Aim of the task: Copy out all of the material exactly.

Collected data entries:
━━━━

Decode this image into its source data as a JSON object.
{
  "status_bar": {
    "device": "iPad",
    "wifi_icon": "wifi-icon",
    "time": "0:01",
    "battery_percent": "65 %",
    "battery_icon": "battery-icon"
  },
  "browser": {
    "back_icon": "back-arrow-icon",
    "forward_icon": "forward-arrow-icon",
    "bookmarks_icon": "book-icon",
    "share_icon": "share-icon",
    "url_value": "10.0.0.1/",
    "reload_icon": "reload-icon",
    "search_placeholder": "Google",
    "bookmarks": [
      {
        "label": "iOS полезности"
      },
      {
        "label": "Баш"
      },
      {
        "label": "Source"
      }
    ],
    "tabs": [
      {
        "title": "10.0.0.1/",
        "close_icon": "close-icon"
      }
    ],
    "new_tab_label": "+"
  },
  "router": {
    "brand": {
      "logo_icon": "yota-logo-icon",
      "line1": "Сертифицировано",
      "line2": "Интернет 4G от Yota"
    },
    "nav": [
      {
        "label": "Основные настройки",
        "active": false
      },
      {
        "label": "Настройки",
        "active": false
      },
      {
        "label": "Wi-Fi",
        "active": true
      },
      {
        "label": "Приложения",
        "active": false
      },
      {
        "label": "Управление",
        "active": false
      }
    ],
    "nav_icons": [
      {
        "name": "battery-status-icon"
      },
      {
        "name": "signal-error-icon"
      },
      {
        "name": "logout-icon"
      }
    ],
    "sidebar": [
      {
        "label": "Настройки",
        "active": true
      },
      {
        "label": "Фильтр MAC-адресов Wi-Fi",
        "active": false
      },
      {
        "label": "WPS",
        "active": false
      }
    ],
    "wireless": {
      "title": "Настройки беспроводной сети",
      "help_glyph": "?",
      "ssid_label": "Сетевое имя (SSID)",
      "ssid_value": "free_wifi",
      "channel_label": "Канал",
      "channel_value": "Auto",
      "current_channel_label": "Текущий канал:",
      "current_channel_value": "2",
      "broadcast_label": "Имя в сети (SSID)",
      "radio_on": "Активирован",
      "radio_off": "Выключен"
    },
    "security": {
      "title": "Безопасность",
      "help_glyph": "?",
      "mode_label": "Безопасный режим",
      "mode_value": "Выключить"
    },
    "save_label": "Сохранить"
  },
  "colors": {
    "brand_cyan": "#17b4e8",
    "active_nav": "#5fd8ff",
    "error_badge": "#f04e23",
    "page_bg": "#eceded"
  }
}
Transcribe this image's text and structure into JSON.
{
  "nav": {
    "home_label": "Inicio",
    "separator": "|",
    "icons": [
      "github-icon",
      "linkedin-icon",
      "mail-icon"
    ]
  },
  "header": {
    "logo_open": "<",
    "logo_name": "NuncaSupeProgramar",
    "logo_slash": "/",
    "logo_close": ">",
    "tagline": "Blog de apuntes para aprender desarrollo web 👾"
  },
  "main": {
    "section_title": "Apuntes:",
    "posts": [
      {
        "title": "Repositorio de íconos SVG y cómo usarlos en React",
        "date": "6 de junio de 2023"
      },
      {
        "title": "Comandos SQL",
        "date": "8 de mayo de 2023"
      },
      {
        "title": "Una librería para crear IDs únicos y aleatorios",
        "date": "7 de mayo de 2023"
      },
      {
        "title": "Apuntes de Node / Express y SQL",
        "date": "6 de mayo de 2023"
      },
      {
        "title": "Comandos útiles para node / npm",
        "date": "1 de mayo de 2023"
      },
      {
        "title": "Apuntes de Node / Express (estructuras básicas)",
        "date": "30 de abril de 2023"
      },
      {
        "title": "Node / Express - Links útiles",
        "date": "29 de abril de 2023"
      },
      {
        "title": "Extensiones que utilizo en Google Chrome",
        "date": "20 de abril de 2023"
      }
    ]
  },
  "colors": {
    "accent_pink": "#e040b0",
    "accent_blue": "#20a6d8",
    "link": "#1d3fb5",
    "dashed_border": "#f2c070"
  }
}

━━━━

Answer to the problem:
Decode this image into its source data as a JSON object.
{
  "status_bar": {
    "device": "iPad",
    "wifi_icon": "wifi-icon",
    "time": "0:01",
    "battery_percent": "65 %",
    "battery_icon": "battery-icon"
  },
  "browser": {
    "back_icon": "back-arrow-icon",
    "forward_icon": "forward-arrow-icon",
    "bookmarks_icon": "book-icon",
    "share_icon": "share-icon",
    "url_value": "10.0.0.1/",
    "reload_icon": "reload-icon",
    "search_placeholder": "Google",
    "bookmarks": [
      {
        "label": "iOS полезности"
      },
      {
        "label": "Баш"
      },
      {
        "label": "Source"
      }
    ],
    "tabs": [
      {
        "title": "10.0.0.1/",
        "close_icon": "close-icon"
      }
    ],
    "new_tab_label": "+"
  },
  "router": {
    "brand": {
      "logo_icon": "yota-logo-icon",
      "line1": "Сертифицировано",
      "line2": "Интернет 4G от Yota"
    },
    "nav": [
      {
        "label": "Основные настройки",
        "active": false
      },
      {
        "label": "Настройки",
        "active": false
      },
      {
        "label": "Wi-Fi",
        "active": true
      },
      {
        "label": "Приложения",
        "active": false
      },
      {
        "label": "Управление",
        "active": false
      }
    ],
    "nav_icons": [
      {
        "name": "battery-status-icon"
      },
      {
        "name": "signal-error-icon"
      },
      {
        "name": "logout-icon"
      }
    ],
    "sidebar": [
      {
        "label": "Настройки",
        "active": true
      },
      {
        "label": "Фильтр MAC-адресов Wi-Fi",
        "active": false
      },
      {
        "label": "WPS",
        "active": false
      }
    ],
    "wireless": {
      "title": "Настройки беспроводной сети",
      "help_glyph": "?",
      "ssid_label": "Сетевое имя (SSID)",
      "ssid_value": "free_wifi",
      "channel_label": "Канал",
      "channel_value": "Auto",
      "current_channel_label": "Текущий канал:",
      "current_channel_value": "2",
      "broadcast_label": "Имя в сети (SSID)",
      "radio_on": "Активирован",
      "radio_off": "Выключен"
    },
    "security": {
      "title": "Безопасность",
      "help_glyph": "?",
      "mode_label": "Безопасный режим",
      "mode_value": "Выключить"
    },
    "save_label": "Сохранить"
  },
  "colors": {
    "brand_cyan": "#17b4e8",
    "active_nav": "#5fd8ff",
    "error_badge": "#f04e23",
    "page_bg": "#eceded"
  }
}
Transcribe this image's text and structure into JSON.
{
  "nav": {
    "home_label": "Inicio",
    "separator": "|",
    "icons": [
      "github-icon",
      "linkedin-icon",
      "mail-icon"
    ]
  },
  "header": {
    "logo_open": "<",
    "logo_name": "NuncaSupeProgramar",
    "logo_slash": "/",
    "logo_close": ">",
    "tagline": "Blog de apuntes para aprender desarrollo web 👾"
  },
  "main": {
    "section_title": "Apuntes:",
    "posts": [
      {
        "title": "Repositorio de íconos SVG y cómo usarlos en React",
        "date": "6 de junio de 2023"
      },
      {
        "title": "Comandos SQL",
        "date": "8 de mayo de 2023"
      },
      {
        "title": "Una librería para crear IDs únicos y aleatorios",
        "date": "7 de mayo de 2023"
      },
      {
        "title": "Apuntes de Node / Express y SQL",
        "date": "6 de mayo de 2023"
      },
      {
        "title": "Comandos útiles para node / npm",
        "date": "1 de mayo de 2023"
      },
      {
        "title": "Apuntes de Node / Express (estructuras básicas)",
        "date": "30 de abril de 2023"
      },
      {
        "title": "Node / Express - Links útiles",
        "date": "29 de abril de 2023"
      },
      {
        "title": "Extensiones que utilizo en Google Chrome",
        "date": "20 de abril de 2023"
      }
    ]
  },
  "colors": {
    "accent_pink": "#e040b0",
    "accent_blue": "#20a6d8",
    "link": "#1d3fb5",
    "dashed_border": "#f2c070"
  }
}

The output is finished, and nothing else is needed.